Stated goal » Print the range of lines that opens with the line containing "What does this" and closes with the last line of the listing. Include both ends; print nothing more.

Supplied material »
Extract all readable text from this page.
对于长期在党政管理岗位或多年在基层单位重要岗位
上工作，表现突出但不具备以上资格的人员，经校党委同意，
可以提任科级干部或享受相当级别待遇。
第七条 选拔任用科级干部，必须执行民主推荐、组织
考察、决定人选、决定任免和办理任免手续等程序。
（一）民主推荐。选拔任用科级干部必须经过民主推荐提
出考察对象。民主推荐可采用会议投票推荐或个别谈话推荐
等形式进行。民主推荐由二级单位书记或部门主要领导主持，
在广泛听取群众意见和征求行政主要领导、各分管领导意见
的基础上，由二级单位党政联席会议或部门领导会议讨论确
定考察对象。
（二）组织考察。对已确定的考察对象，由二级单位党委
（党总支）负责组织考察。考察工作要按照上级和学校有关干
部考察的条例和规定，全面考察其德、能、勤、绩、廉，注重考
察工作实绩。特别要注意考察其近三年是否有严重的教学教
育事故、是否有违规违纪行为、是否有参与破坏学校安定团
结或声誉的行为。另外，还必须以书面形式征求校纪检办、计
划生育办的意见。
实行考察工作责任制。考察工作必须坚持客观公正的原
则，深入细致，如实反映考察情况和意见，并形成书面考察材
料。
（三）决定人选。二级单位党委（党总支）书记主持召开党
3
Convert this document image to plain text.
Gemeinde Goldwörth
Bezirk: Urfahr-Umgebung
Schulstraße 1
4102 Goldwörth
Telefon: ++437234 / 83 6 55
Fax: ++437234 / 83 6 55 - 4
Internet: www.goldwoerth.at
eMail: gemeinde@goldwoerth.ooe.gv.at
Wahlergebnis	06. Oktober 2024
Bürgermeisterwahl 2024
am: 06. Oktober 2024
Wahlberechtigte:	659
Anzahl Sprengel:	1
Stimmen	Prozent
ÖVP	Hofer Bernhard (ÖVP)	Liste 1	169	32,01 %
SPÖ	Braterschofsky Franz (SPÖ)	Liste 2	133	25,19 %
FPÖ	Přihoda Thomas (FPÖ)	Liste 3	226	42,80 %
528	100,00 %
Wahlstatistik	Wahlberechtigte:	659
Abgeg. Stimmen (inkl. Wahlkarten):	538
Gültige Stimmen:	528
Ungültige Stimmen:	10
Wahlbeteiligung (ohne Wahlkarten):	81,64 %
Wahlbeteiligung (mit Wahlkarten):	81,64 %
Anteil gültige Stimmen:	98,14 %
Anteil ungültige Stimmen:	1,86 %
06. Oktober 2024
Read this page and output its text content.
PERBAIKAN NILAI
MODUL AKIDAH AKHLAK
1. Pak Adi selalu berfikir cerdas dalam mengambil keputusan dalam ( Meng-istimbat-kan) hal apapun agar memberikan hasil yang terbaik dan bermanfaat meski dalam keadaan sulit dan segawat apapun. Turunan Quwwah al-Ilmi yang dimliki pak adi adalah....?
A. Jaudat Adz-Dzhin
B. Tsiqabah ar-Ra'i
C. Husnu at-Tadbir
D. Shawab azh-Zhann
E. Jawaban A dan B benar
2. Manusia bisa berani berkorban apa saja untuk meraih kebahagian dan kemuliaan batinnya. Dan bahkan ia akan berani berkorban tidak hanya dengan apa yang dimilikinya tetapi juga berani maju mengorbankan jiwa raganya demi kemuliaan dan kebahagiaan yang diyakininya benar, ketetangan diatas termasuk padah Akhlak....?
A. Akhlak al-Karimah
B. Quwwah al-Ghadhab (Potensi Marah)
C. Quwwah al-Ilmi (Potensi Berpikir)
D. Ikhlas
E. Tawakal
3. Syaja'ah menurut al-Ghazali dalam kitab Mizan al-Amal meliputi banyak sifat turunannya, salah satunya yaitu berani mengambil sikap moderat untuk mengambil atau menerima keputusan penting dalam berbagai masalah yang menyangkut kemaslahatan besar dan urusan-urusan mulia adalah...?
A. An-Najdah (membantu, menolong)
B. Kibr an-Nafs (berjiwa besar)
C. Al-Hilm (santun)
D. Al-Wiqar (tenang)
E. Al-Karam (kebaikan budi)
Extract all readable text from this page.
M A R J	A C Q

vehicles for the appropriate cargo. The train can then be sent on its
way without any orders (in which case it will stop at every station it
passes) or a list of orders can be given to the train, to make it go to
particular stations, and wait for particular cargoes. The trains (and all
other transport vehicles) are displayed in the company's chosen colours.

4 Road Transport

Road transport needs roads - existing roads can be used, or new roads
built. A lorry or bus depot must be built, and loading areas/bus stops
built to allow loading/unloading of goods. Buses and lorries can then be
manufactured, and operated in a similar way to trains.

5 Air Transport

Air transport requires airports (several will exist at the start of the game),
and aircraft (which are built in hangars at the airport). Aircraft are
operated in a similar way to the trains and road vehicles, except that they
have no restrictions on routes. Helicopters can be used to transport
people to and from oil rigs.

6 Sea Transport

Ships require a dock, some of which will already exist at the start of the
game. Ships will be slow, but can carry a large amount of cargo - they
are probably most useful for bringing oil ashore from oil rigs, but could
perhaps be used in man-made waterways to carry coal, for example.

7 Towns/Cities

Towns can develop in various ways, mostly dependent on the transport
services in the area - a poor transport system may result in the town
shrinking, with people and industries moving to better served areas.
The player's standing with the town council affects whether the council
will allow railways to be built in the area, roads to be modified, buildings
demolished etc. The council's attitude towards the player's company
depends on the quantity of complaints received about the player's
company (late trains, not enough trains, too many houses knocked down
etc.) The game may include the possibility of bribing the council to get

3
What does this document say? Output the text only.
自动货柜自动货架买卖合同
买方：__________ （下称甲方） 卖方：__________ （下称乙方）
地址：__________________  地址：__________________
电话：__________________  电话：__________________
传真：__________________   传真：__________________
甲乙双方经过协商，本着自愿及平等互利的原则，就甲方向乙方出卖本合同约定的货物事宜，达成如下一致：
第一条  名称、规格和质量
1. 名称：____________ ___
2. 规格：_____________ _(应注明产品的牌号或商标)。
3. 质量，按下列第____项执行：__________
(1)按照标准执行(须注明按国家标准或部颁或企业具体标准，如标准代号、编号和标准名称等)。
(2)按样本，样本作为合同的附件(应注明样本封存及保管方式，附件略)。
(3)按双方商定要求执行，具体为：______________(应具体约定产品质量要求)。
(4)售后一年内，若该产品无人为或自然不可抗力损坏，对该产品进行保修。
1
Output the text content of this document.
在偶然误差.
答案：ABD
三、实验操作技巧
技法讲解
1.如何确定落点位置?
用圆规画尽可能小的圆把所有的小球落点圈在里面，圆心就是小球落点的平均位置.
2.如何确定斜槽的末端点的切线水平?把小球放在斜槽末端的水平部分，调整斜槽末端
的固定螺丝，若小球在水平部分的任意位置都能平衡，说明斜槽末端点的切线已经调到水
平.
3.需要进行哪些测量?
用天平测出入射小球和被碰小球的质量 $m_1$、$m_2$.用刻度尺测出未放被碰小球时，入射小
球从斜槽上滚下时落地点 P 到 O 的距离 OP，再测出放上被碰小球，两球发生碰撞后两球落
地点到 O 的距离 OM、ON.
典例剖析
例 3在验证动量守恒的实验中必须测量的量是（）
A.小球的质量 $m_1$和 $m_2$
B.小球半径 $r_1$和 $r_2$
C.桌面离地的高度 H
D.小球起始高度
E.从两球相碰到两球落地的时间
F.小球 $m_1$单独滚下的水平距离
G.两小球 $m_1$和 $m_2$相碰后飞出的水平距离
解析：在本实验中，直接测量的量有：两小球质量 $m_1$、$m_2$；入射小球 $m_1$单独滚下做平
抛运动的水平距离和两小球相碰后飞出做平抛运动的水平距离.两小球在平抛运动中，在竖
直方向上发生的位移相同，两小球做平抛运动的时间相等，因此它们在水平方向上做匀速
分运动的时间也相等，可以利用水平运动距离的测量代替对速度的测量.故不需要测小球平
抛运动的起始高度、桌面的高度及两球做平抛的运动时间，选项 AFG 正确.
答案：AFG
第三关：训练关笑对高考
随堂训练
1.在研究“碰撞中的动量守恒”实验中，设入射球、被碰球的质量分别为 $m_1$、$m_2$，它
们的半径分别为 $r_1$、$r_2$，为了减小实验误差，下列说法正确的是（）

Response to this task »
What does this document say? Output the text only.
自动货柜自动货架买卖合同
买方：__________ （下称甲方） 卖方：__________ （下称乙方）
地址：__________________  地址：__________________
电话：__________________  电话：__________________
传真：__________________   传真：__________________
甲乙双方经过协商，本着自愿及平等互利的原则，就甲方向乙方出卖本合同约定的货物事宜，达成如下一致：
第一条  名称、规格和质量
1. 名称：____________ ___
2. 规格：_____________ _(应注明产品的牌号或商标)。
3. 质量，按下列第____项执行：__________
(1)按照标准执行(须注明按国家标准或部颁或企业具体标准，如标准代号、编号和标准名称等)。
(2)按样本，样本作为合同的附件(应注明样本封存及保管方式，附件略)。
(3)按双方商定要求执行，具体为：______________(应具体约定产品质量要求)。
(4)售后一年内，若该产品无人为或自然不可抗力损坏，对该产品进行保修。
1
Output the text content of this document.
在偶然误差.
答案：ABD
三、实验操作技巧
技法讲解
1.如何确定落点位置?
用圆规画尽可能小的圆把所有的小球落点圈在里面，圆心就是小球落点的平均位置.
2.如何确定斜槽的末端点的切线水平?把小球放在斜槽末端的水平部分，调整斜槽末端
的固定螺丝，若小球在水平部分的任意位置都能平衡，说明斜槽末端点的切线已经调到水
平.
3.需要进行哪些测量?
用天平测出入射小球和被碰小球的质量 $m_1$、$m_2$.用刻度尺测出未放被碰小球时，入射小
球从斜槽上滚下时落地点 P 到 O 的距离 OP，再测出放上被碰小球，两球发生碰撞后两球落
地点到 O 的距离 OM、ON.
典例剖析
例 3在验证动量守恒的实验中必须测量的量是（）
A.小球的质量 $m_1$和 $m_2$
B.小球半径 $r_1$和 $r_2$
C.桌面离地的高度 H
D.小球起始高度
E.从两球相碰到两球落地的时间
F.小球 $m_1$单独滚下的水平距离
G.两小球 $m_1$和 $m_2$相碰后飞出的水平距离
解析：在本实验中，直接测量的量有：两小球质量 $m_1$、$m_2$；入射小球 $m_1$单独滚下做平
抛运动的水平距离和两小球相碰后飞出做平抛运动的水平距离.两小球在平抛运动中，在竖
直方向上发生的位移相同，两小球做平抛运动的时间相等，因此它们在水平方向上做匀速
分运动的时间也相等，可以利用水平运动距离的测量代替对速度的测量.故不需要测小球平
抛运动的起始高度、桌面的高度及两球做平抛的运动时间，选项 AFG 正确.
答案：AFG
第三关：训练关笑对高考
随堂训练
1.在研究“碰撞中的动量守恒”实验中，设入射球、被碰球的质量分别为 $m_1$、$m_2$，它
们的半径分别为 $r_1$、$r_2$，为了减小实验误差，下列说法正确的是（）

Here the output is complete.